§ Task details
Locate every line below that contains the word "number" and copy it.

§ Data shown
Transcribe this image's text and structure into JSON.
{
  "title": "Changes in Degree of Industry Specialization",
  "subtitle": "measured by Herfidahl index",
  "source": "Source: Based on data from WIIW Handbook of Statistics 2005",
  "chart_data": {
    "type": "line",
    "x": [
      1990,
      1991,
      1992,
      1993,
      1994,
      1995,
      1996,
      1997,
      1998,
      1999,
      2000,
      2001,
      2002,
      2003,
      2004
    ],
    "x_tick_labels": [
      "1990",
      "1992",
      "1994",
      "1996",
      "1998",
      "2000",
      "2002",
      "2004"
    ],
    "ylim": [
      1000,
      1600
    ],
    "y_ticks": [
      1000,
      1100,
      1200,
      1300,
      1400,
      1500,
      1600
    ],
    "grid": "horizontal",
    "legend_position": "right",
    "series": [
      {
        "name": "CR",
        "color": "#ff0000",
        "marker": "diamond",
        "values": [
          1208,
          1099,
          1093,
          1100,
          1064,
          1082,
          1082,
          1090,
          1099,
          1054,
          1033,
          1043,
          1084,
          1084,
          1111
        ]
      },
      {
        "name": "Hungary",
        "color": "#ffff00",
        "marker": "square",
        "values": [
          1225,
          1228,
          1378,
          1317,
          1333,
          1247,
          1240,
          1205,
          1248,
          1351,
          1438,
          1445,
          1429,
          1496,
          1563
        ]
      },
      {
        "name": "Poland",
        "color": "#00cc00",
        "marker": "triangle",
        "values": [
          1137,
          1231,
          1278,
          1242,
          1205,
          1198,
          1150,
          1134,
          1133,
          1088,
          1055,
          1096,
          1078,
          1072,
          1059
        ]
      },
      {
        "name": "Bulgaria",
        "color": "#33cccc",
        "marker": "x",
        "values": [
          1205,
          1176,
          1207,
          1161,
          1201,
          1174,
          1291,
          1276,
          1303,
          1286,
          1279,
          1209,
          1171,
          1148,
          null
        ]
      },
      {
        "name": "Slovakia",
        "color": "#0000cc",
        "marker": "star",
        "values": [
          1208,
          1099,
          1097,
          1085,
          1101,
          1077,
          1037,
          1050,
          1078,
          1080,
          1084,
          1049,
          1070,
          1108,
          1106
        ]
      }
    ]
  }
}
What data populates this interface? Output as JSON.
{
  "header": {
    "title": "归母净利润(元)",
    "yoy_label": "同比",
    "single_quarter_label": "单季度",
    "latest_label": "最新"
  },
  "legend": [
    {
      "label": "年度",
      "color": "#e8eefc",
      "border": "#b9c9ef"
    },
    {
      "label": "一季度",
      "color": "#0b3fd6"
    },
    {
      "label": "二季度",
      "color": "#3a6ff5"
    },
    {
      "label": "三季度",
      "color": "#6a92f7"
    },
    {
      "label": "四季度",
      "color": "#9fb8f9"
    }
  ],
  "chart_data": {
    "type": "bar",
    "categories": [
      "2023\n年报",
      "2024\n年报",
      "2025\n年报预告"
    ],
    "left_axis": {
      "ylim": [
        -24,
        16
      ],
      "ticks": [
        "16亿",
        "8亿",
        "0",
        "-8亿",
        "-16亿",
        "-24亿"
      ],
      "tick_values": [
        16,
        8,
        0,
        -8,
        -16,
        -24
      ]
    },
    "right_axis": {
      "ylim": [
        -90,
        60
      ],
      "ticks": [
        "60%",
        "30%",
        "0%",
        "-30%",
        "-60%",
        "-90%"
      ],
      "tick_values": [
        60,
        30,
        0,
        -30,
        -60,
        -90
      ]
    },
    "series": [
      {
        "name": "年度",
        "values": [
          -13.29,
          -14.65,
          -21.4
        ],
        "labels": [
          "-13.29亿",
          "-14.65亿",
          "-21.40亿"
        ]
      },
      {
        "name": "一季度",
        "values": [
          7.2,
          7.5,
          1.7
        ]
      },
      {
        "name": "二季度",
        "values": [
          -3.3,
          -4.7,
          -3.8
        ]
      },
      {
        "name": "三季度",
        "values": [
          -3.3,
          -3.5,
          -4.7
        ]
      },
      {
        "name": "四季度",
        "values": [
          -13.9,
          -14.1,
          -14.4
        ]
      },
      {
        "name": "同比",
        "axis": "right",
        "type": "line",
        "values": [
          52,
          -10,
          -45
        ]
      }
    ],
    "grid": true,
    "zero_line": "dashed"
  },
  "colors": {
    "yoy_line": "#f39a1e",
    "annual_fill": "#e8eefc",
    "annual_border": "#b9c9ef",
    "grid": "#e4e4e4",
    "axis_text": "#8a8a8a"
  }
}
--
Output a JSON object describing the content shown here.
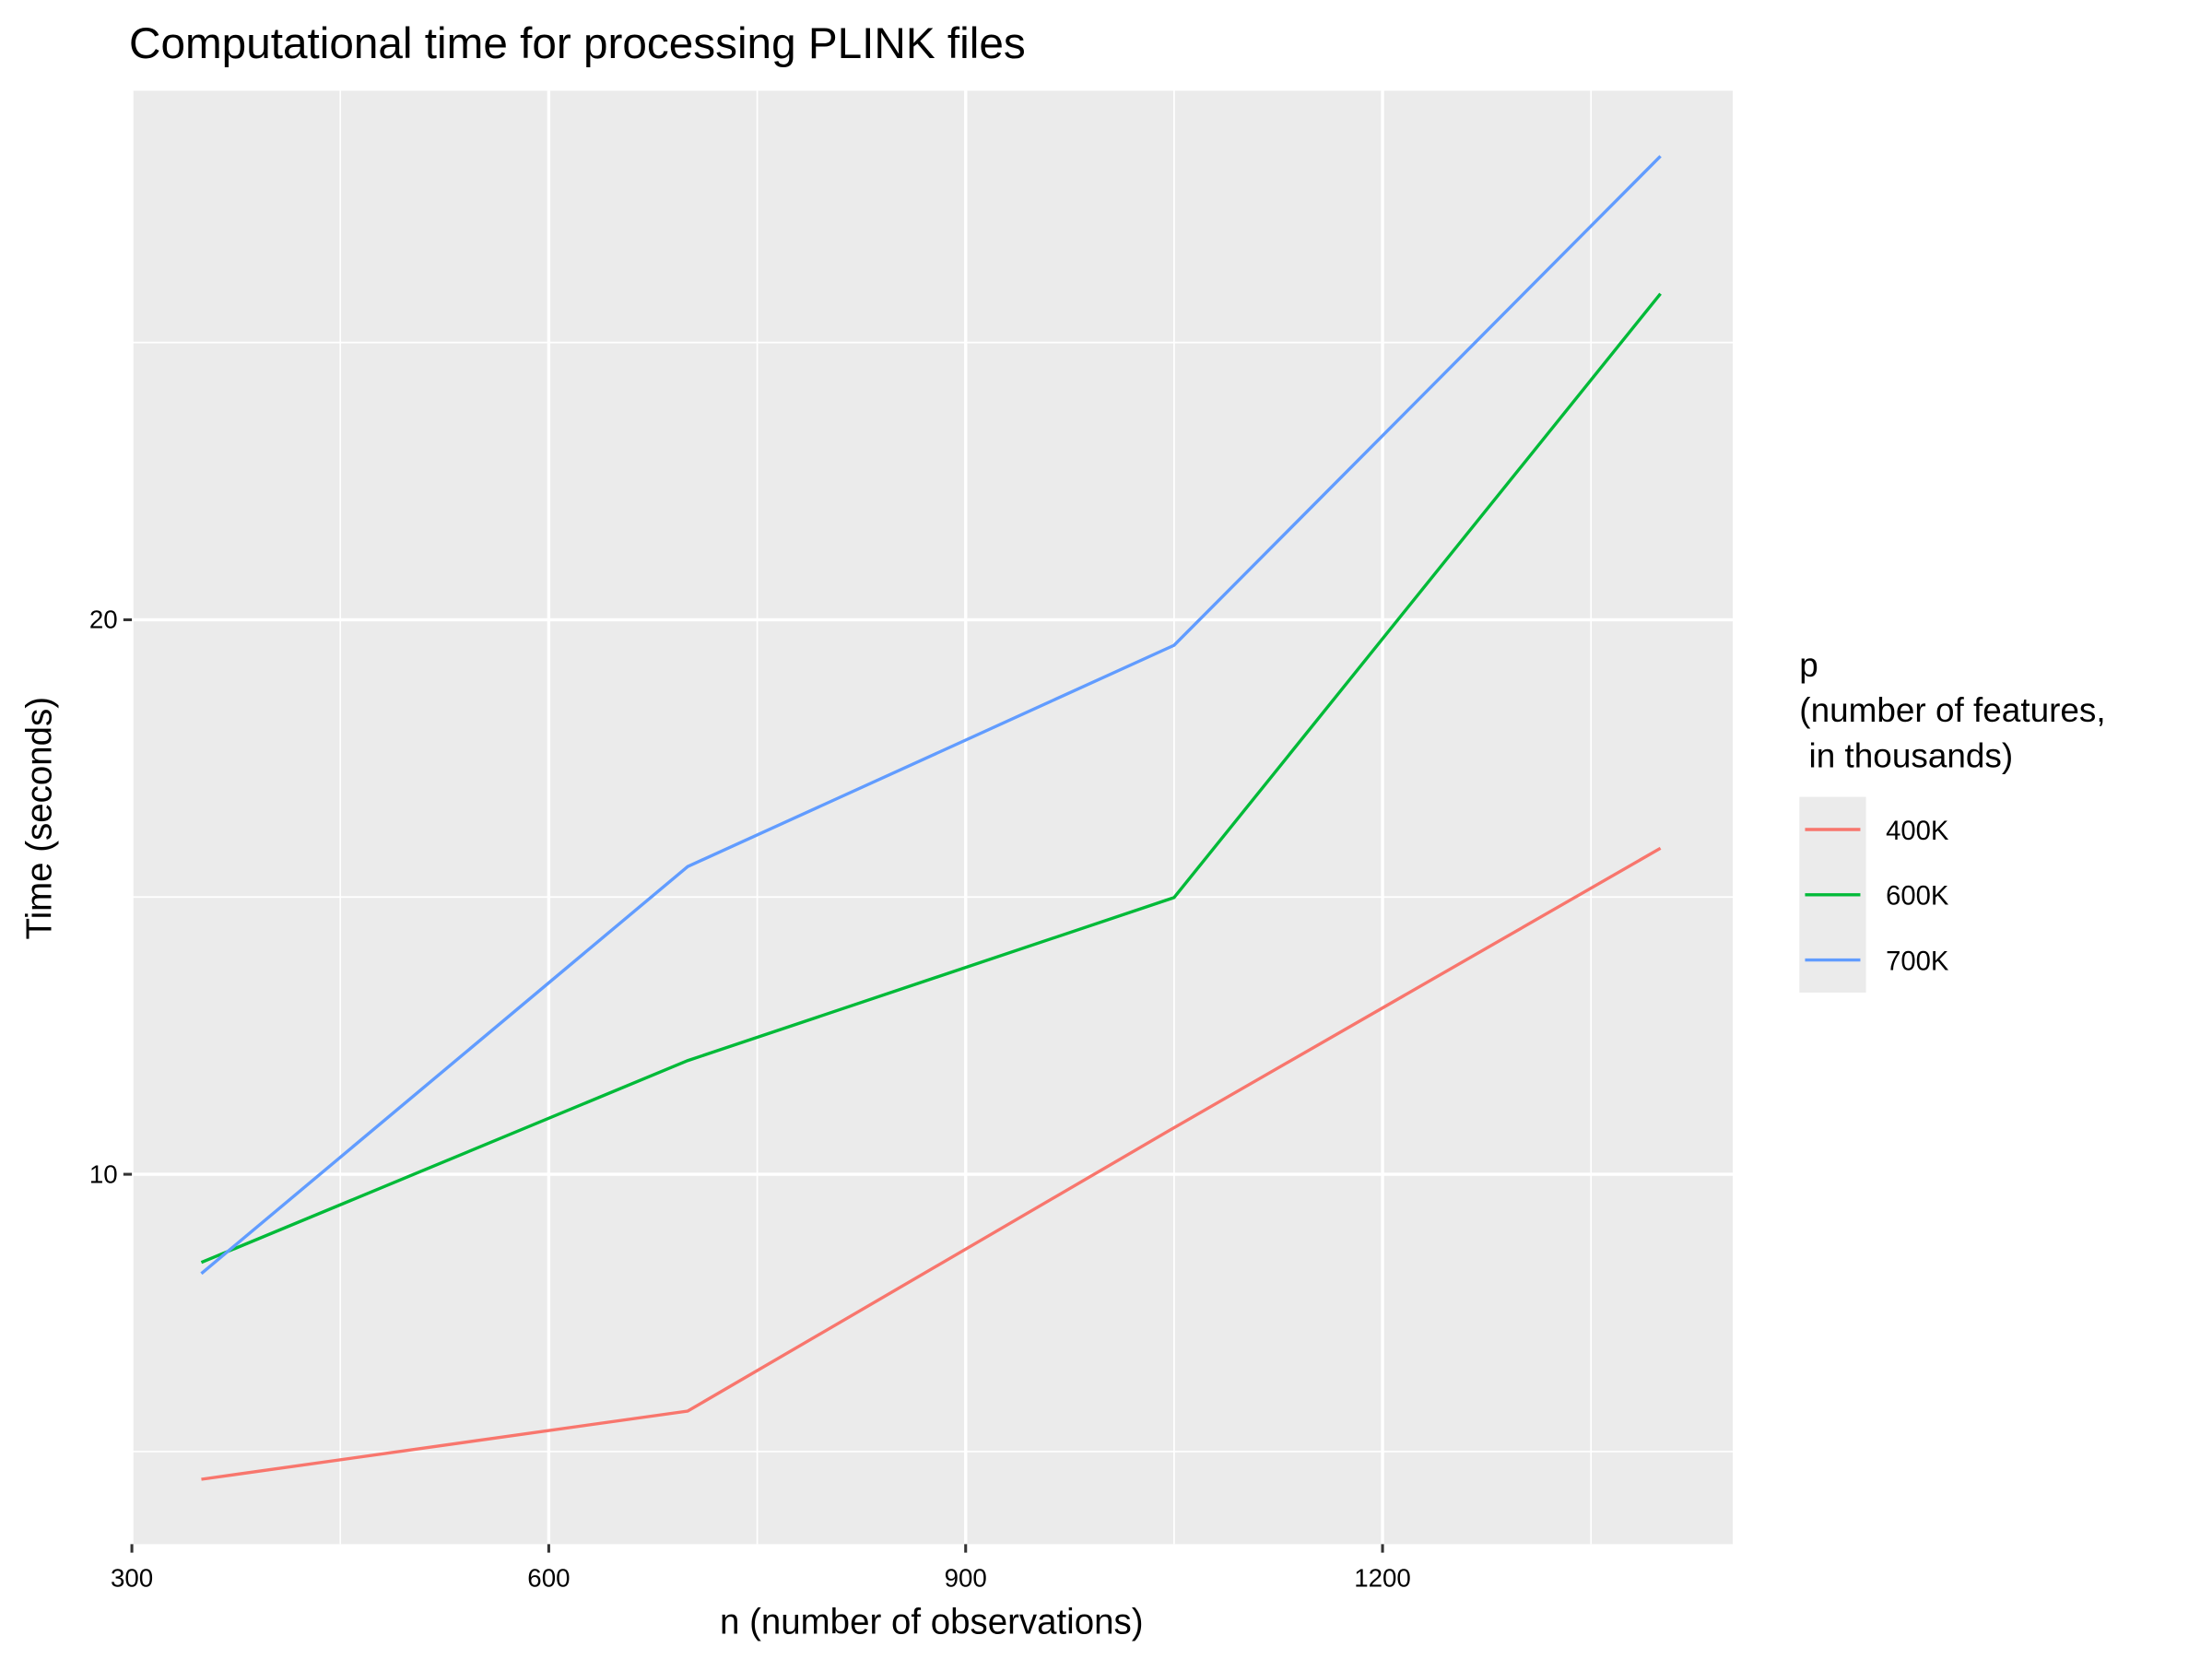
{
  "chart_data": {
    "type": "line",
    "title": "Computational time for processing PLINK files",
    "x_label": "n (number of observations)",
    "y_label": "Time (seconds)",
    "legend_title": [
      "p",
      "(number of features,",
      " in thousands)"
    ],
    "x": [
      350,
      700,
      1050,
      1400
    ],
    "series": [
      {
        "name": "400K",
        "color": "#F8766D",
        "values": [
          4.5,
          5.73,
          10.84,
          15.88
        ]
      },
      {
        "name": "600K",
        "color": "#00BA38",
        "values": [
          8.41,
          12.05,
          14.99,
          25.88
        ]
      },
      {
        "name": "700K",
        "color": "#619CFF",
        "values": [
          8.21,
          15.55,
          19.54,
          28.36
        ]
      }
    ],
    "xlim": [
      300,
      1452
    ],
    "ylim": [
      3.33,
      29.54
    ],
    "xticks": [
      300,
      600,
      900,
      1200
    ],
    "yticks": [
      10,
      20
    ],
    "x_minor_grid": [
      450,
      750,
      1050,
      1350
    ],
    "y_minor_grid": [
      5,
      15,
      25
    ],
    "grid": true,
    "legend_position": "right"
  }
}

§ Result below
    "x_label": "n (number of observations)",
      "(number of features,",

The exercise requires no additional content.